Your task is to reproduce the entries below word for word.
━━━ INPUT RECORDS
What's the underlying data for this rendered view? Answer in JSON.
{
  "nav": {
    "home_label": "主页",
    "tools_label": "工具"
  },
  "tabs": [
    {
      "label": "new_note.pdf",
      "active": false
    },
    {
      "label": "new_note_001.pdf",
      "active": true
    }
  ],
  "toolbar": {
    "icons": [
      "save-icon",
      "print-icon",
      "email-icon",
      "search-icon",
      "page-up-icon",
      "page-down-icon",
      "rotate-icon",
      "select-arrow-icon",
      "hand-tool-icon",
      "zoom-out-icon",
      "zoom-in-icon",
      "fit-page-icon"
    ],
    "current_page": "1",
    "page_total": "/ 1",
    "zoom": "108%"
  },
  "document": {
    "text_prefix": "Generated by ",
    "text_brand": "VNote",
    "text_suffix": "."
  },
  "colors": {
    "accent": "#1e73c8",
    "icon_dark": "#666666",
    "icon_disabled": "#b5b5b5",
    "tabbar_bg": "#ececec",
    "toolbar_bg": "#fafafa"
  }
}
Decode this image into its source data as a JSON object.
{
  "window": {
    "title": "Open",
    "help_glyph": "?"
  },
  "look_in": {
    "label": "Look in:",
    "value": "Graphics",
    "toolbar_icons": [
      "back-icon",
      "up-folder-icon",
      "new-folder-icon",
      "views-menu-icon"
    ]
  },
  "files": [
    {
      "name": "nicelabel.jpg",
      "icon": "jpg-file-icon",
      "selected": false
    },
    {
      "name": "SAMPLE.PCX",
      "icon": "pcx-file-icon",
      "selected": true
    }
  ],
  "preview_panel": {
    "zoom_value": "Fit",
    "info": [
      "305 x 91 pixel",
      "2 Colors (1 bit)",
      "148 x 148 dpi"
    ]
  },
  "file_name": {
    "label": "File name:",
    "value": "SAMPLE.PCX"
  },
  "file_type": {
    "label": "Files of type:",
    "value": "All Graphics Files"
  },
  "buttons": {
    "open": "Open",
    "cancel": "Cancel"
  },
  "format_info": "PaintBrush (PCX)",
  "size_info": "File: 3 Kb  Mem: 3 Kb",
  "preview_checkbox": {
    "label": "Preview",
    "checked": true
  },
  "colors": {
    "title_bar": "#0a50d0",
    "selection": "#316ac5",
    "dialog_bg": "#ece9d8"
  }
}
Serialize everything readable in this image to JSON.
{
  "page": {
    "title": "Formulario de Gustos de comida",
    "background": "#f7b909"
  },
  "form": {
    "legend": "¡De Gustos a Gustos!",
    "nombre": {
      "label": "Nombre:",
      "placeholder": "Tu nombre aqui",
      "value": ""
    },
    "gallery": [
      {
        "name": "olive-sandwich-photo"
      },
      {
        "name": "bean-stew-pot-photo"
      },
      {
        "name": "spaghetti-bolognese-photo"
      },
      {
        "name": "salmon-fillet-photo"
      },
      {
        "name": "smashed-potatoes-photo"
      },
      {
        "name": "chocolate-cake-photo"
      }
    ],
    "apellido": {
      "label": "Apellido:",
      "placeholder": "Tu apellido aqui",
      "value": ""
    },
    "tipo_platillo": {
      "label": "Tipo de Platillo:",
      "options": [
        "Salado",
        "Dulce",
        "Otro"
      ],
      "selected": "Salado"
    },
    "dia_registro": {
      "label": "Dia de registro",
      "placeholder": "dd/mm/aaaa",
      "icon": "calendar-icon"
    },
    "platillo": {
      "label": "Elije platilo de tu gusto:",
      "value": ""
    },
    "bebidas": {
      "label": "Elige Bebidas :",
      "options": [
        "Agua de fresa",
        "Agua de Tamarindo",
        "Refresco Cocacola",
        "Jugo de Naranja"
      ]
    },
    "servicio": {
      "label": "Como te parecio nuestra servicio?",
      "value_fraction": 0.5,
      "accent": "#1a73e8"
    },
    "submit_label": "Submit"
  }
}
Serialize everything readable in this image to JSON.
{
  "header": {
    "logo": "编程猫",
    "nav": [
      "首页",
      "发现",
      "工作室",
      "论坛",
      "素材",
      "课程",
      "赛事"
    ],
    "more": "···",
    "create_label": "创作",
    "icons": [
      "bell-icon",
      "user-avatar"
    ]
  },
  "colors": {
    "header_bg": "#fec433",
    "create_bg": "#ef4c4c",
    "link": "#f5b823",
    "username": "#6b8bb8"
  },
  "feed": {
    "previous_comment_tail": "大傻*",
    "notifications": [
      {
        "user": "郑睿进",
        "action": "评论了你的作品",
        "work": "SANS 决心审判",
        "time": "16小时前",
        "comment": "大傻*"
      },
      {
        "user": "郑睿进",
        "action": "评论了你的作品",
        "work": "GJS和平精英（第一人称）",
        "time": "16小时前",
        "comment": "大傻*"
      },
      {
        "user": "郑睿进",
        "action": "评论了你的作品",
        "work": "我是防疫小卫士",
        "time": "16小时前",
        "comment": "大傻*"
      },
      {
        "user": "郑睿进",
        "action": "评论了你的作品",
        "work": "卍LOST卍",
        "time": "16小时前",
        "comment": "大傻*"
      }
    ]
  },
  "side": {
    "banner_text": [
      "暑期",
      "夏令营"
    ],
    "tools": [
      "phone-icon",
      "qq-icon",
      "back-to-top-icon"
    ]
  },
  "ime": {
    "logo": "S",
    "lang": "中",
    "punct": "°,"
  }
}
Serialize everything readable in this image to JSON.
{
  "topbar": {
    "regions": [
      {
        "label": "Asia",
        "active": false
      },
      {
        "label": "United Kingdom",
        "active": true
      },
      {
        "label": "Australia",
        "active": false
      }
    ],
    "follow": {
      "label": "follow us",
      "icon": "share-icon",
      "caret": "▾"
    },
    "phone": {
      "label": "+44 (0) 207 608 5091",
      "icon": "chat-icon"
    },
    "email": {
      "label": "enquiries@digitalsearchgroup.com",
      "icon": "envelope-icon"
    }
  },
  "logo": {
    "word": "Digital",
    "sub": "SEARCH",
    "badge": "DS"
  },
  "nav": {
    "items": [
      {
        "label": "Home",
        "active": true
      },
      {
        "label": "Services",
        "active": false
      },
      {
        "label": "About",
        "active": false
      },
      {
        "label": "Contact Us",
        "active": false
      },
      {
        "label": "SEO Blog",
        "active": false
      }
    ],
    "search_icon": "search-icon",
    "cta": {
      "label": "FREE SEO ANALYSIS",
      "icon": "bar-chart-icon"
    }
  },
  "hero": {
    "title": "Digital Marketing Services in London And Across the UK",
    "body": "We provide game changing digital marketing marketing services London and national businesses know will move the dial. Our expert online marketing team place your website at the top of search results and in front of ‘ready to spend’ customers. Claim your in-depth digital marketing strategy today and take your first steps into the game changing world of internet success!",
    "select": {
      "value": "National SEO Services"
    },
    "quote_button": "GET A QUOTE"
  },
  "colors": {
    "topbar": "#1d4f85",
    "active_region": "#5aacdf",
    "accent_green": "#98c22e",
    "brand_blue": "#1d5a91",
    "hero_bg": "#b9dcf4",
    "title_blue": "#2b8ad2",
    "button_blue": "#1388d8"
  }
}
━━━━━━
* **OUTPUT FOR THIS EXERCISE**:
What's the underlying data for this rendered view? Answer in JSON.
{
  "nav": {
    "home_label": "主页",
    "tools_label": "工具"
  },
  "tabs": [
    {
      "label": "new_note.pdf",
      "active": false
    },
    {
      "label": "new_note_001.pdf",
      "active": true
    }
  ],
  "toolbar": {
    "icons": [
      "save-icon",
      "print-icon",
      "email-icon",
      "search-icon",
      "page-up-icon",
      "page-down-icon",
      "rotate-icon",
      "select-arrow-icon",
      "hand-tool-icon",
      "zoom-out-icon",
      "zoom-in-icon",
      "fit-page-icon"
    ],
    "current_page": "1",
    "page_total": "/ 1",
    "zoom": "108%"
  },
  "document": {
    "text_prefix": "Generated by ",
    "text_brand": "VNote",
    "text_suffix": "."
  },
  "colors": {
    "accent": "#1e73c8",
    "icon_dark": "#666666",
    "icon_disabled": "#b5b5b5",
    "tabbar_bg": "#ececec",
    "toolbar_bg": "#fafafa"
  }
}
Decode this image into its source data as a JSON object.
{
  "window": {
    "title": "Open",
    "help_glyph": "?"
  },
  "look_in": {
    "label": "Look in:",
    "value": "Graphics",
    "toolbar_icons": [
      "back-icon",
      "up-folder-icon",
      "new-folder-icon",
      "views-menu-icon"
    ]
  },
  "files": [
    {
      "name": "nicelabel.jpg",
      "icon": "jpg-file-icon",
      "selected": false
    },
    {
      "name": "SAMPLE.PCX",
      "icon": "pcx-file-icon",
      "selected": true
    }
  ],
  "preview_panel": {
    "zoom_value": "Fit",
    "info": [
      "305 x 91 pixel",
      "2 Colors (1 bit)",
      "148 x 148 dpi"
    ]
  },
  "file_name": {
    "label": "File name:",
    "value": "SAMPLE.PCX"
  },
  "file_type": {
    "label": "Files of type:",
    "value": "All Graphics Files"
  },
  "buttons": {
    "open": "Open",
    "cancel": "Cancel"
  },
  "format_info": "PaintBrush (PCX)",
  "size_info": "File: 3 Kb  Mem: 3 Kb",
  "preview_checkbox": {
    "label": "Preview",
    "checked": true
  },
  "colors": {
    "title_bar": "#0a50d0",
    "selection": "#316ac5",
    "dialog_bg": "#ece9d8"
  }
}
Serialize everything readable in this image to JSON.
{
  "page": {
    "title": "Formulario de Gustos de comida",
    "background": "#f7b909"
  },
  "form": {
    "legend": "¡De Gustos a Gustos!",
    "nombre": {
      "label": "Nombre:",
      "placeholder": "Tu nombre aqui",
      "value": ""
    },
    "gallery": [
      {
        "name": "olive-sandwich-photo"
      },
      {
        "name": "bean-stew-pot-photo"
      },
      {
        "name": "spaghetti-bolognese-photo"
      },
      {
        "name": "salmon-fillet-photo"
      },
      {
        "name": "smashed-potatoes-photo"
      },
      {
        "name": "chocolate-cake-photo"
      }
    ],
    "apellido": {
      "label": "Apellido:",
      "placeholder": "Tu apellido aqui",
      "value": ""
    },
    "tipo_platillo": {
      "label": "Tipo de Platillo:",
      "options": [
        "Salado",
        "Dulce",
        "Otro"
      ],
      "selected": "Salado"
    },
    "dia_registro": {
      "label": "Dia de registro",
      "placeholder": "dd/mm/aaaa",
      "icon": "calendar-icon"
    },
    "platillo": {
      "label": "Elije platilo de tu gusto:",
      "value": ""
    },
    "bebidas": {
      "label": "Elige Bebidas :",
      "options": [
        "Agua de fresa",
        "Agua de Tamarindo",
        "Refresco Cocacola",
        "Jugo de Naranja"
      ]
    },
    "servicio": {
      "label": "Como te parecio nuestra servicio?",
      "value_fraction": 0.5,
      "accent": "#1a73e8"
    },
    "submit_label": "Submit"
  }
}
Serialize everything readable in this image to JSON.
{
  "header": {
    "logo": "编程猫",
    "nav": [
      "首页",
      "发现",
      "工作室",
      "论坛",
      "素材",
      "课程",
      "赛事"
    ],
    "more": "···",
    "create_label": "创作",
    "icons": [
      "bell-icon",
      "user-avatar"
    ]
  },
  "colors": {
    "header_bg": "#fec433",
    "create_bg": "#ef4c4c",
    "link": "#f5b823",
    "username": "#6b8bb8"
  },
  "feed": {
    "previous_comment_tail": "大傻*",
    "notifications": [
      {
        "user": "郑睿进",
        "action": "评论了你的作品",
        "work": "SANS 决心审判",
        "time": "16小时前",
        "comment": "大傻*"
      },
      {
        "user": "郑睿进",
        "action": "评论了你的作品",
        "work": "GJS和平精英（第一人称）",
        "time": "16小时前",
        "comment": "大傻*"
      },
      {
        "user": "郑睿进",
        "action": "评论了你的作品",
        "work": "我是防疫小卫士",
        "time": "16小时前",
        "comment": "大傻*"
      },
      {
        "user": "郑睿进",
        "action": "评论了你的作品",
        "work": "卍LOST卍",
        "time": "16小时前",
        "comment": "大傻*"
      }
    ]
  },
  "side": {
    "banner_text": [
      "暑期",
      "夏令营"
    ],
    "tools": [
      "phone-icon",
      "qq-icon",
      "back-to-top-icon"
    ]
  },
  "ime": {
    "logo": "S",
    "lang": "中",
    "punct": "°,"
  }
}
Serialize everything readable in this image to JSON.
{
  "topbar": {
    "regions": [
      {
        "label": "Asia",
        "active": false
      },
      {
        "label": "United Kingdom",
        "active": true
      },
      {
        "label": "Australia",
        "active": false
      }
    ],
    "follow": {
      "label": "follow us",
      "icon": "share-icon",
      "caret": "▾"
    },
    "phone": {
      "label": "+44 (0) 207 608 5091",
      "icon": "chat-icon"
    },
    "email": {
      "label": "enquiries@digitalsearchgroup.com",
      "icon": "envelope-icon"
    }
  },
  "logo": {
    "word": "Digital",
    "sub": "SEARCH",
    "badge": "DS"
  },
  "nav": {
    "items": [
      {
        "label": "Home",
        "active": true
      },
      {
        "label": "Services",
        "active": false
      },
      {
        "label": "About",
        "active": false
      },
      {
        "label": "Contact Us",
        "active": false
      },
      {
        "label": "SEO Blog",
        "active": false
      }
    ],
    "search_icon": "search-icon",
    "cta": {
      "label": "FREE SEO ANALYSIS",
      "icon": "bar-chart-icon"
    }
  },
  "hero": {
    "title": "Digital Marketing Services in London And Across the UK",
    "body": "We provide game changing digital marketing marketing services London and national businesses know will move the dial. Our expert online marketing team place your website at the top of search results and in front of ‘ready to spend’ customers. Claim your in-depth digital marketing strategy today and take your first steps into the game changing world of internet success!",
    "select": {
      "value": "National SEO Services"
    },
    "quote_button": "GET A QUOTE"
  },
  "colors": {
    "topbar": "#1d4f85",
    "active_region": "#5aacdf",
    "accent_green": "#98c22e",
    "brand_blue": "#1d5a91",
    "hero_bg": "#b9dcf4",
    "title_blue": "#2b8ad2",
    "button_blue": "#1388d8"
  }
}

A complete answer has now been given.